- _Instruction_
Once the pictures are set aside, transcribe the remaining data exactly.

[Saved data entries]
⟨
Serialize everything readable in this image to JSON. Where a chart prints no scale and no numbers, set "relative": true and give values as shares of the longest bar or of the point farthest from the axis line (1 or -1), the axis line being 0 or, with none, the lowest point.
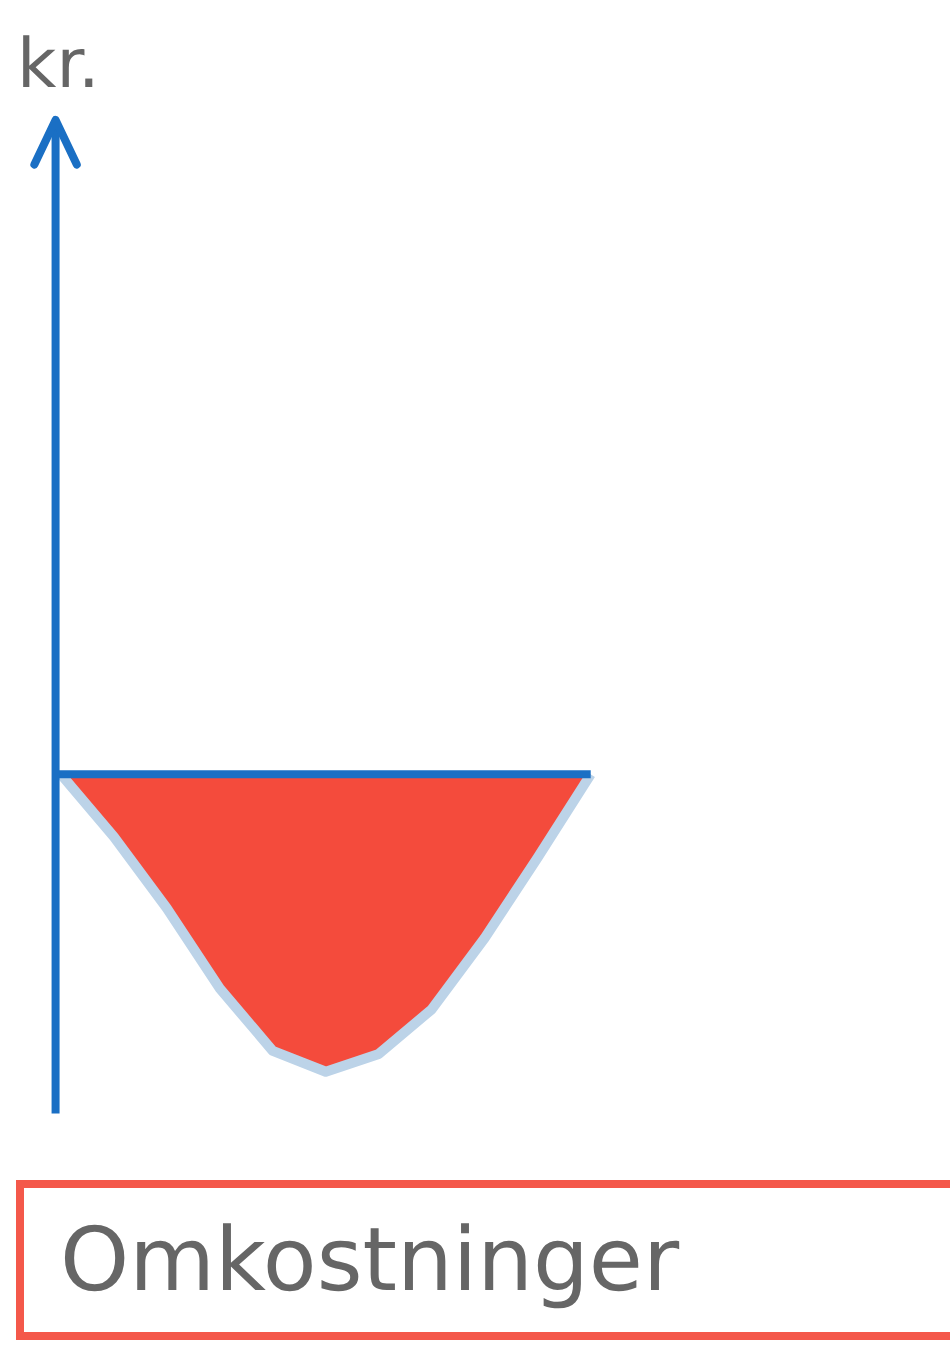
{
  "chart_data": {
    "type": "area",
    "relative": true,
    "categories": [
      null,
      null,
      null,
      null,
      null,
      null,
      null,
      null,
      null,
      null,
      null
    ],
    "series": [
      {
        "color": "#f44b3c",
        "values": [
          0,
          -0.21,
          -0.45,
          -0.72,
          -0.93,
          -1,
          -0.94,
          -0.79,
          -0.55,
          -0.28,
          0
        ]
      }
    ],
    "annotations": [
      "kr.",
      "Omkostninger"
    ]
  }
}
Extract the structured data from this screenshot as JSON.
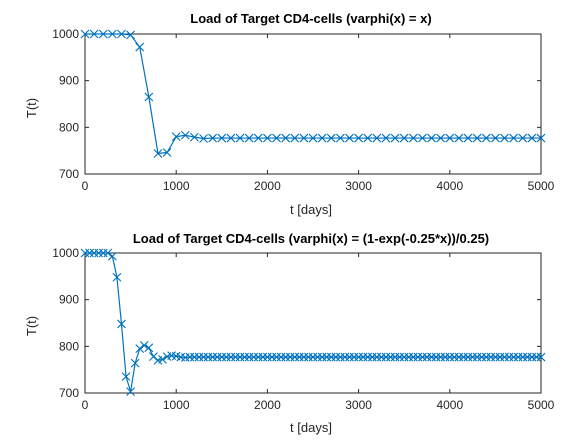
⟩
- _Worked answer_
Serialize everything readable in this image to JSON. Where a chart prints no scale and no numbers, set "relative": true and give values as shares of the longest bar or of the point farthest from the axis line (1 or -1), the axis line being 0 or, with none, the lowest point.
{
  "chart_data": {
    "type": "area",
    "relative": true,
    "categories": [
      null,
      null,
      null,
      null,
      null,
      null,
      null,
      null,
      null,
      null,
      null
    ],
    "series": [
      {
        "color": "#f44b3c",
        "values": [
          0,
          -0.21,
          -0.45,
          -0.72,
          -0.93,
          -1,
          -0.94,
          -0.79,
          -0.55,
          -0.28,
          0
        ]
      }
    ],
    "annotations": [
      "kr.",
      "Omkostninger"
    ]
  }
}
Extract the structured data from this screenshot as JSON.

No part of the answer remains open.